» **RECORDS SHOWN**
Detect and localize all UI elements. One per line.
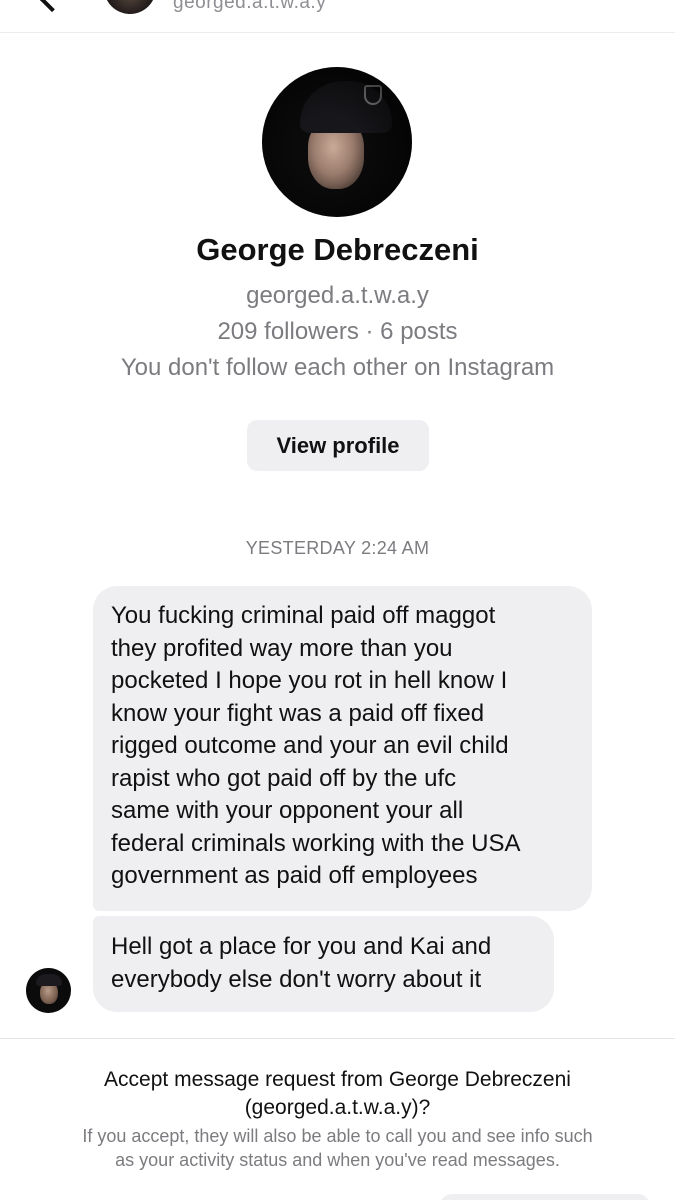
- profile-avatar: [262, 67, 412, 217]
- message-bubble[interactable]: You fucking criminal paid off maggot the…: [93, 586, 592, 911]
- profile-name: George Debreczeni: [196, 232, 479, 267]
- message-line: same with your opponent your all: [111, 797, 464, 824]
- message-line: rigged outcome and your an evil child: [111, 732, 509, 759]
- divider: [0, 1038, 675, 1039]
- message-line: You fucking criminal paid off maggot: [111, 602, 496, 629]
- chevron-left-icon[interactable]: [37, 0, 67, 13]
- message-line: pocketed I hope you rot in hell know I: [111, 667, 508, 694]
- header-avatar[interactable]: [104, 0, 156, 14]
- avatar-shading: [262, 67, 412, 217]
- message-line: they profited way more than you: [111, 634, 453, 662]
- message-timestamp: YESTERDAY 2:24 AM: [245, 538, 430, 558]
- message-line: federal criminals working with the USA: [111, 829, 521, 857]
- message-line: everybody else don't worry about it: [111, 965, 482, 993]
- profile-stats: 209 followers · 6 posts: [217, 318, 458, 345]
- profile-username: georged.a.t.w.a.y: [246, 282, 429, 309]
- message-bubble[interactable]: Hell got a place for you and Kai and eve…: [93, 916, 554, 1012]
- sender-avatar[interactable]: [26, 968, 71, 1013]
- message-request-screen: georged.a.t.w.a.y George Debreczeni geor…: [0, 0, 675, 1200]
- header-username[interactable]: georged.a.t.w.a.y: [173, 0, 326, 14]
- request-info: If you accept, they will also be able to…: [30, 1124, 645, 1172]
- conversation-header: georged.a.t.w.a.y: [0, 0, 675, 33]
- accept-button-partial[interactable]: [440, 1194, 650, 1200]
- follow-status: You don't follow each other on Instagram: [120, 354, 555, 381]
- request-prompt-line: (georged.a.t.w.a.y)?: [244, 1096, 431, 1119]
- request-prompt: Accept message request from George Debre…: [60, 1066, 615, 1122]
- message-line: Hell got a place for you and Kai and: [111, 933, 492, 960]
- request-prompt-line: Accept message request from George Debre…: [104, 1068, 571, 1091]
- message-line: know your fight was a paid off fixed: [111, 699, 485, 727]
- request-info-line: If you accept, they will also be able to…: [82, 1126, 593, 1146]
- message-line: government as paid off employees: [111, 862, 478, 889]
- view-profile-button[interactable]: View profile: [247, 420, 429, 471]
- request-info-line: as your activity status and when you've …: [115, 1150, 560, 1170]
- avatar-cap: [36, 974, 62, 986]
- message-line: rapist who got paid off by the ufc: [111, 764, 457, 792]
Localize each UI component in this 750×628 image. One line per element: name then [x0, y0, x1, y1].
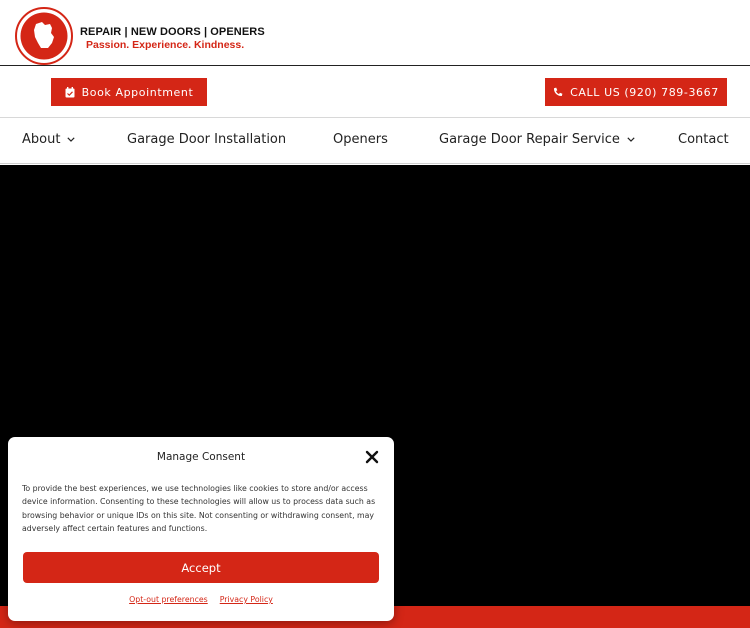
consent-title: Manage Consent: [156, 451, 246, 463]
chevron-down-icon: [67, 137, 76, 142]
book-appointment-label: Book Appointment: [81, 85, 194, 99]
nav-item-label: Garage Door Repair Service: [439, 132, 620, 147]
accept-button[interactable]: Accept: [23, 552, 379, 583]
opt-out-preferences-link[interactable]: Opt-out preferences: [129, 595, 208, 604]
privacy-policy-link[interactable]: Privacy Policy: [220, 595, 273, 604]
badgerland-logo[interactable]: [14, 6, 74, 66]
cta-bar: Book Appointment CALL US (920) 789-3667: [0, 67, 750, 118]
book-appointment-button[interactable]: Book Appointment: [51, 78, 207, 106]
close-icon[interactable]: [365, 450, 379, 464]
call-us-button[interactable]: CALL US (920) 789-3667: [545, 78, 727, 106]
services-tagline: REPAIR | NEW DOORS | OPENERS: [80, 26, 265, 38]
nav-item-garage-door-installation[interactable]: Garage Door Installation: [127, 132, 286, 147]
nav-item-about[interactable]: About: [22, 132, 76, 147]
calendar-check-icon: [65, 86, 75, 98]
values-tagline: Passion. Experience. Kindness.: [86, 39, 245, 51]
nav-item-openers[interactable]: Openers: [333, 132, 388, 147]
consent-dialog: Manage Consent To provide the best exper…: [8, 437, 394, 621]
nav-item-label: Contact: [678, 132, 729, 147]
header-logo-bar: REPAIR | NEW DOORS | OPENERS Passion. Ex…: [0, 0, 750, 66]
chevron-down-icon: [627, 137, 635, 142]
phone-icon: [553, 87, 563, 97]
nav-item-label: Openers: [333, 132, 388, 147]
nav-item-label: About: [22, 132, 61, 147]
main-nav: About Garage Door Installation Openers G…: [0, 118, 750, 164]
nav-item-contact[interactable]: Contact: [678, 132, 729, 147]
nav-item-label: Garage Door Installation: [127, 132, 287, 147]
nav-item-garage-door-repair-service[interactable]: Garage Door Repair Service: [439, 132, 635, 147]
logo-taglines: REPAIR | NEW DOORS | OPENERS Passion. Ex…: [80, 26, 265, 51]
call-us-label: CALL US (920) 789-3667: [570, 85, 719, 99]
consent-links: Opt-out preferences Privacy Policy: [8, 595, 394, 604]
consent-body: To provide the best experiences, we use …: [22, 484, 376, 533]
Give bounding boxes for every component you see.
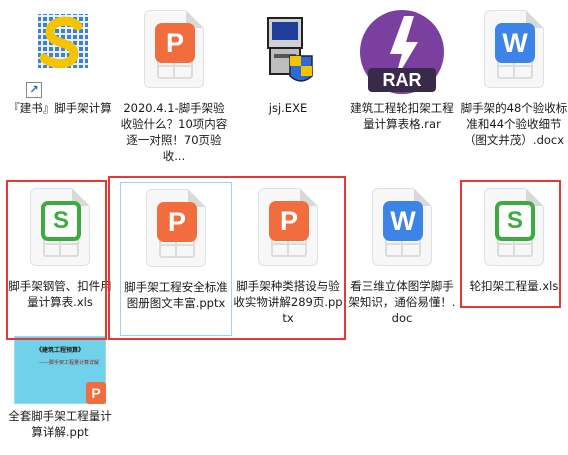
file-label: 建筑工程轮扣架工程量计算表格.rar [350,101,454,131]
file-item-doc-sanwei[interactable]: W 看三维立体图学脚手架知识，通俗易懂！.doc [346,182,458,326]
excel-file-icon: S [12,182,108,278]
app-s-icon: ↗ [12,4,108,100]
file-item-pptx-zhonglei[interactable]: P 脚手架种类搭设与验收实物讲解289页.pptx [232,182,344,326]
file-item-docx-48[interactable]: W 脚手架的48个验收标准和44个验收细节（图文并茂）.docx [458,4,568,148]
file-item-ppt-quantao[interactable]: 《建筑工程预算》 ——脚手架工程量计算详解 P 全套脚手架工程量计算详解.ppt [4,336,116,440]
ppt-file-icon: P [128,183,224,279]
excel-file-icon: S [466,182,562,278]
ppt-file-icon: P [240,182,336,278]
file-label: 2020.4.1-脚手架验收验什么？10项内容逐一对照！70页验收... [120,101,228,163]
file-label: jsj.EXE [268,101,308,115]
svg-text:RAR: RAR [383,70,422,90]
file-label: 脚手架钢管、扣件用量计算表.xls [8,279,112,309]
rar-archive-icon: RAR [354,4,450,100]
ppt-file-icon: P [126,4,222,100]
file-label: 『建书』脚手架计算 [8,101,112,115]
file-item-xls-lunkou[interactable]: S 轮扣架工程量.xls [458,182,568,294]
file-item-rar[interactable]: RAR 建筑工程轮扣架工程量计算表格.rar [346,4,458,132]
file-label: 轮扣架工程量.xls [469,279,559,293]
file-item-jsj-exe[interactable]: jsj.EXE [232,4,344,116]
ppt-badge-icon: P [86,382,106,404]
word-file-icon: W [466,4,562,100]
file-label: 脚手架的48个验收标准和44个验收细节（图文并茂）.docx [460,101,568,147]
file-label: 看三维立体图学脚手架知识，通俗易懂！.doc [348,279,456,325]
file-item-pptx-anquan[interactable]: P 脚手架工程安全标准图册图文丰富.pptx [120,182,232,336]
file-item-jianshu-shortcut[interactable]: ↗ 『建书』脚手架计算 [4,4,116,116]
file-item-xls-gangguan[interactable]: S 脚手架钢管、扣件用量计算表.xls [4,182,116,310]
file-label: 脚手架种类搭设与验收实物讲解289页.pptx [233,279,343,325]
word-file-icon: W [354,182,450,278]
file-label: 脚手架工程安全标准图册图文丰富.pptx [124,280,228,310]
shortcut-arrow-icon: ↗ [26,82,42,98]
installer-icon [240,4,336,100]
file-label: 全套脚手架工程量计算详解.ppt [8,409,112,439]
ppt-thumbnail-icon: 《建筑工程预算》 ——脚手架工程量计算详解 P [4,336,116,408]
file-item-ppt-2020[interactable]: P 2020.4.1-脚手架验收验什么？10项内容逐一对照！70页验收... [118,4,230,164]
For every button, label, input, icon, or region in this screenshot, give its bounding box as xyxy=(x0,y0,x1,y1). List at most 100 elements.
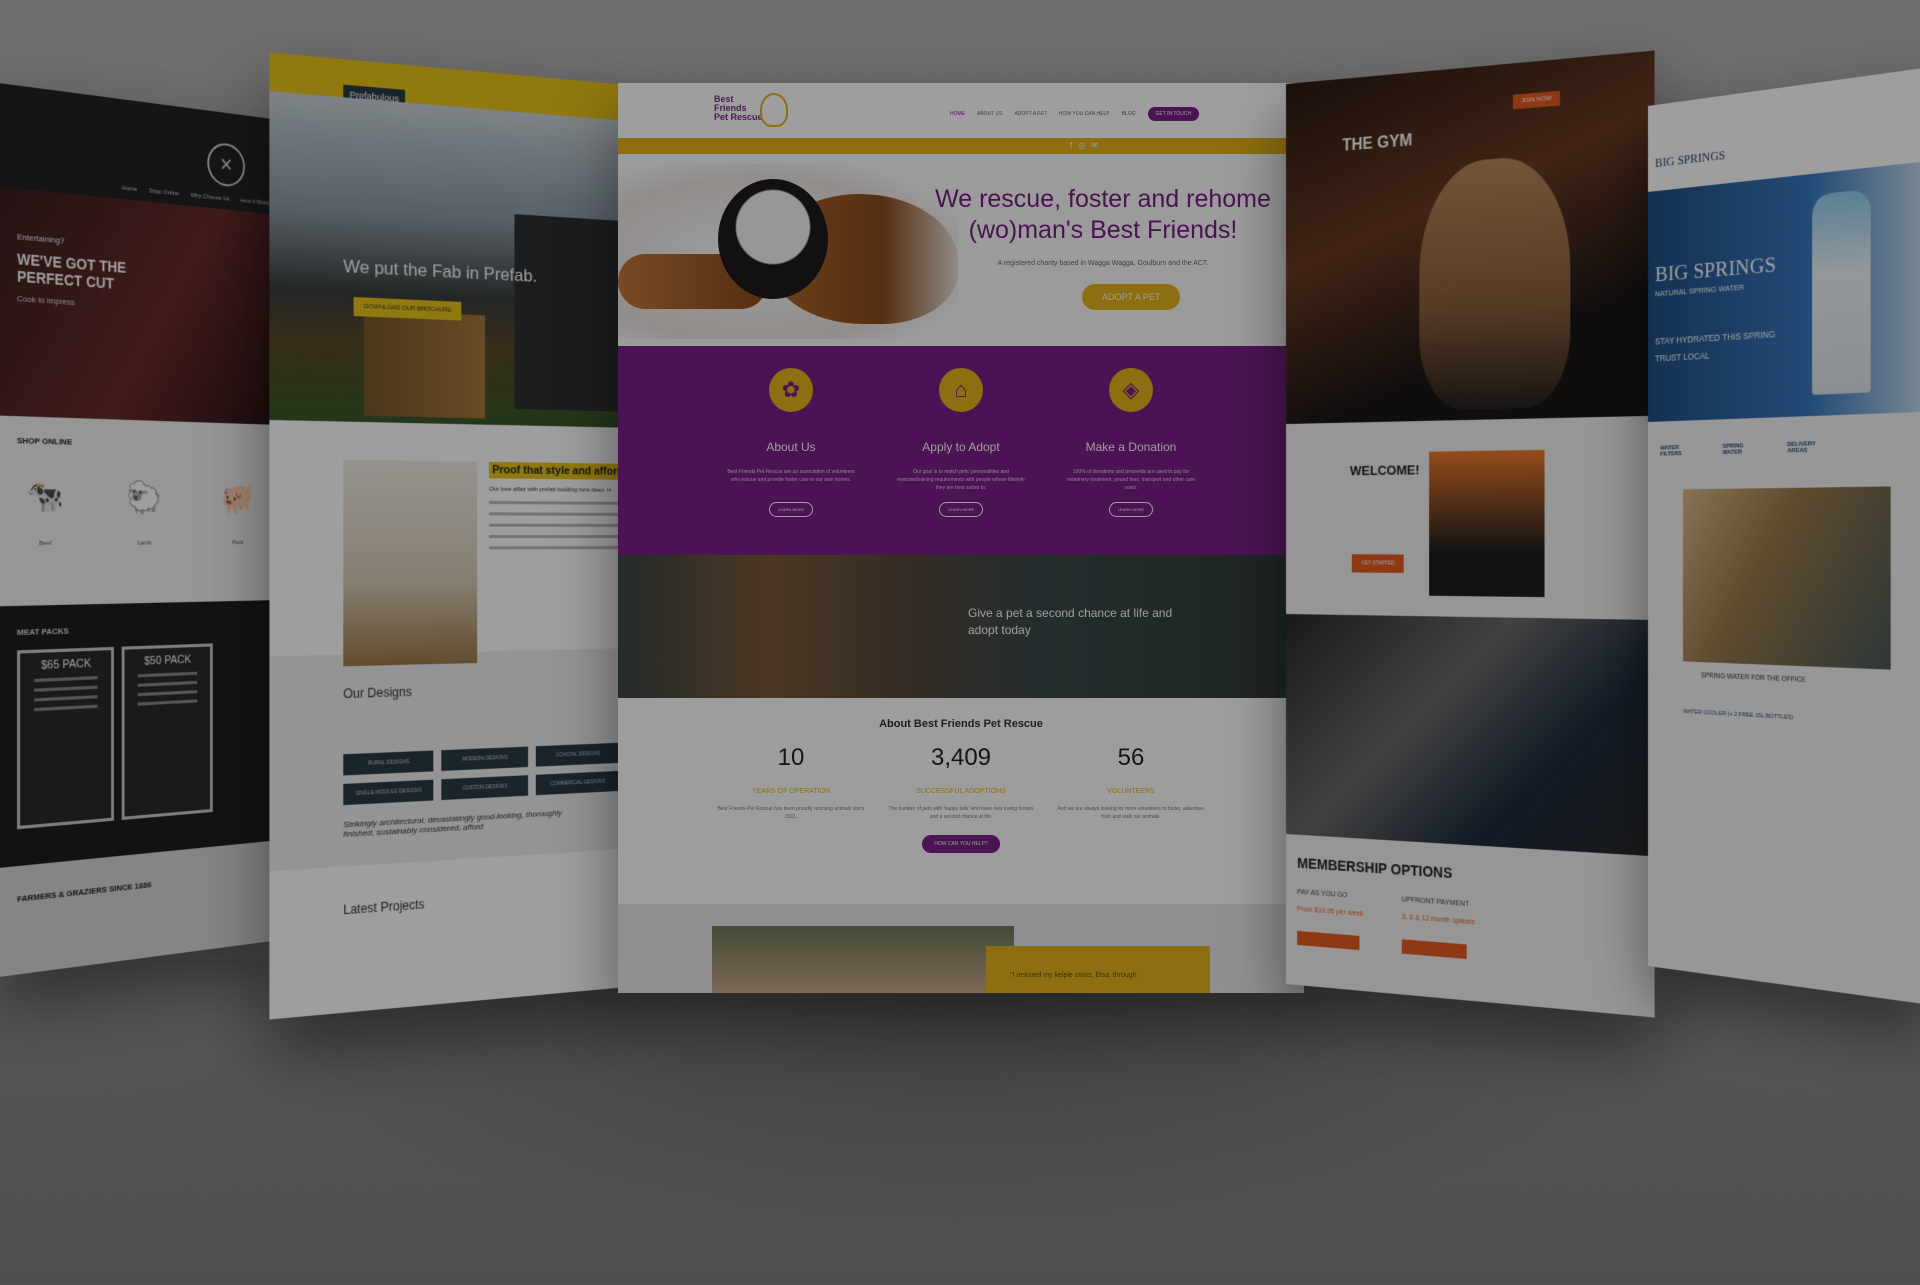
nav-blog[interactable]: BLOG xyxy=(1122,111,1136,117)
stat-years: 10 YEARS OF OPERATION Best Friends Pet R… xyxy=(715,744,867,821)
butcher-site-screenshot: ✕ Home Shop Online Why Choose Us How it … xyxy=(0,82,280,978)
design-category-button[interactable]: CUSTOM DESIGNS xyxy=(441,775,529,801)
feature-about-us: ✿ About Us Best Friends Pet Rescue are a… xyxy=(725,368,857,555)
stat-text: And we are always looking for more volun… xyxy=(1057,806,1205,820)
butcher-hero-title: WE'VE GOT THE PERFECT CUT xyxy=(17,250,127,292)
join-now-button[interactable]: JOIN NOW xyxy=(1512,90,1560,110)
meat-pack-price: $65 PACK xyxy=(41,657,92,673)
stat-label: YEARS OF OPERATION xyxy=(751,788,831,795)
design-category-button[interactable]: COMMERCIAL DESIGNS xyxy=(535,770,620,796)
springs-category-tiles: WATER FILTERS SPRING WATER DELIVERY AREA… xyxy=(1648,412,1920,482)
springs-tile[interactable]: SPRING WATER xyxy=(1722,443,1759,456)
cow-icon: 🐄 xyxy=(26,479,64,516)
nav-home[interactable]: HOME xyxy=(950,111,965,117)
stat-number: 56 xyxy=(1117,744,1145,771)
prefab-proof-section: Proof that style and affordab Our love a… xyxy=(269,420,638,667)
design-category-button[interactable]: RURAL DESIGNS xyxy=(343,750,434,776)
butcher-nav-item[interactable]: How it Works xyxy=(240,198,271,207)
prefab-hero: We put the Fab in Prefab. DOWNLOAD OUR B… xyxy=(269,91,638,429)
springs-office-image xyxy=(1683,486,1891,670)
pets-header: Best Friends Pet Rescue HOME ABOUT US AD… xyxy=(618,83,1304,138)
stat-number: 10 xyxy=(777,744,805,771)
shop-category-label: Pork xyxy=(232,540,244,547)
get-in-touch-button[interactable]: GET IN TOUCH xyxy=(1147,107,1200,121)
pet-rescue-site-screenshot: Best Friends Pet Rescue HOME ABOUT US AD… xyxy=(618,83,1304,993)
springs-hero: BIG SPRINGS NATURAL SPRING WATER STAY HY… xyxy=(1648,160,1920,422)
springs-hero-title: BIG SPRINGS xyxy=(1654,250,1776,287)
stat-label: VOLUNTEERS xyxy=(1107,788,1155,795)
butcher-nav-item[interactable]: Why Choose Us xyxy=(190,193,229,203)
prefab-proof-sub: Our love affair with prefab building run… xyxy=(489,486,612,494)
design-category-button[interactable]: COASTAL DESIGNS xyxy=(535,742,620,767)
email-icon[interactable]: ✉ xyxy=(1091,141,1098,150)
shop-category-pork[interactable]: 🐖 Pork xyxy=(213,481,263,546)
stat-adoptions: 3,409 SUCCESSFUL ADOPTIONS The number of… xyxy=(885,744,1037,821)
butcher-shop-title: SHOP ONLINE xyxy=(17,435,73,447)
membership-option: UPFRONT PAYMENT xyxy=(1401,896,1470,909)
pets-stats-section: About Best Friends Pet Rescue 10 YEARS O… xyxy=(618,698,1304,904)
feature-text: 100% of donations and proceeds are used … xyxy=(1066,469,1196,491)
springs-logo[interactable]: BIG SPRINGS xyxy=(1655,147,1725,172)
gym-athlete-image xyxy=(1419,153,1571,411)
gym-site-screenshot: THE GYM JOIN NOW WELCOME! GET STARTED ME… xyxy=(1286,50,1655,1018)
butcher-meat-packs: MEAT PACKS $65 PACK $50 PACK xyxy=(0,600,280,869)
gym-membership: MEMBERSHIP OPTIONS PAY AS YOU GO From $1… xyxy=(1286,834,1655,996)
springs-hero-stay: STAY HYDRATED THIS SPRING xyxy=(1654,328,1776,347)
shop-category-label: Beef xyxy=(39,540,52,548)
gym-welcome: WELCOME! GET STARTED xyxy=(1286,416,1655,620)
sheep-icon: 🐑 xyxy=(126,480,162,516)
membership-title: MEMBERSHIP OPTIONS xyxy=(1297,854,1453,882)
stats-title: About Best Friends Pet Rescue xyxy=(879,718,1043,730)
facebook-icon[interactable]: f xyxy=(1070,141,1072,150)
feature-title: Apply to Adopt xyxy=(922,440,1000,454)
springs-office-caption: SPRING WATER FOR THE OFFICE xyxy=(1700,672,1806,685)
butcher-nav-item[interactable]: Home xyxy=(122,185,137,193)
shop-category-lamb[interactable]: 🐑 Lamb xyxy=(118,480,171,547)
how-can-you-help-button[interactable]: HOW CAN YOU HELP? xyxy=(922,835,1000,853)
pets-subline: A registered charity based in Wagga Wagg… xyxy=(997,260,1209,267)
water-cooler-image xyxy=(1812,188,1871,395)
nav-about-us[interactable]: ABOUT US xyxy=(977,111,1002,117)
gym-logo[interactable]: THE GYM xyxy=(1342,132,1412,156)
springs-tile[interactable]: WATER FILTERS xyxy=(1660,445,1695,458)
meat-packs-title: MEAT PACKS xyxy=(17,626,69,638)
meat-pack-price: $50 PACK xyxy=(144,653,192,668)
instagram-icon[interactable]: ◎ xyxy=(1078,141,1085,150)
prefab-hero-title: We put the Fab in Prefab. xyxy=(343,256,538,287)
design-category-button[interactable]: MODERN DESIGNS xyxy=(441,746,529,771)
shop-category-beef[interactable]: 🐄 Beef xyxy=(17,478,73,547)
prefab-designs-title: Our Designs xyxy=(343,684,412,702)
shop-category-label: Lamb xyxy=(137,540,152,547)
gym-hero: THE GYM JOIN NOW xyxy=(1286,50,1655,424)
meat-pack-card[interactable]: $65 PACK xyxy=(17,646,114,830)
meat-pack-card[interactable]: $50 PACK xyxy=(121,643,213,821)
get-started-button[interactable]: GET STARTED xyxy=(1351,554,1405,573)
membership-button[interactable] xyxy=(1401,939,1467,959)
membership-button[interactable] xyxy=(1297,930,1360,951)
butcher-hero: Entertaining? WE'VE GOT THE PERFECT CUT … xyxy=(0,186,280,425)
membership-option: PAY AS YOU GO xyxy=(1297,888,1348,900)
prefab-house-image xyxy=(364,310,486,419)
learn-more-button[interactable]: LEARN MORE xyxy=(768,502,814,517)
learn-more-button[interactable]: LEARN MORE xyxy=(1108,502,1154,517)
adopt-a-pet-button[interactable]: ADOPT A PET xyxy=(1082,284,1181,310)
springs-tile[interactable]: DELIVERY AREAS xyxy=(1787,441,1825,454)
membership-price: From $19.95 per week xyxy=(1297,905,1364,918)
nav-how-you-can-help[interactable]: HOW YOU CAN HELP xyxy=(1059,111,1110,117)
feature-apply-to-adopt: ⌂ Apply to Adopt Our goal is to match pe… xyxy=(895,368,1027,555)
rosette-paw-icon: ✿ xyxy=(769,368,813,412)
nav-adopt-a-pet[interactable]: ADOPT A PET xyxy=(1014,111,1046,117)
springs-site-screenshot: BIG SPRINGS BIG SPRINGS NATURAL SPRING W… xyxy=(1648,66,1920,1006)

» **CHALLENGE**
Could you replace "message-line" with "text-line" in the data from the line with "- profile-avatar: [262, 67, 412, 217]" up to and including the line with "- message-line: pocketed", changing nothing else? Give back only those lines.

» **ANSWER TO THE EXERCISE**
- profile-avatar: [262, 67, 412, 217]
- message-bubble[interactable]: You fucking criminal paid off maggot the…: [93, 586, 592, 911]
- profile-name: George Debreczeni: [196, 232, 479, 267]
- text-line: same with your opponent your all: [111, 797, 464, 824]
- text-line: rigged outcome and your an evil child: [111, 732, 509, 759]
- divider: [0, 1038, 675, 1039]
- text-line: You fucking criminal paid off maggot: [111, 602, 496, 629]
- chevron-left-icon[interactable]: [37, 0, 67, 13]
- text-line: pocketed I hope you rot in hell know I: [111, 667, 508, 694]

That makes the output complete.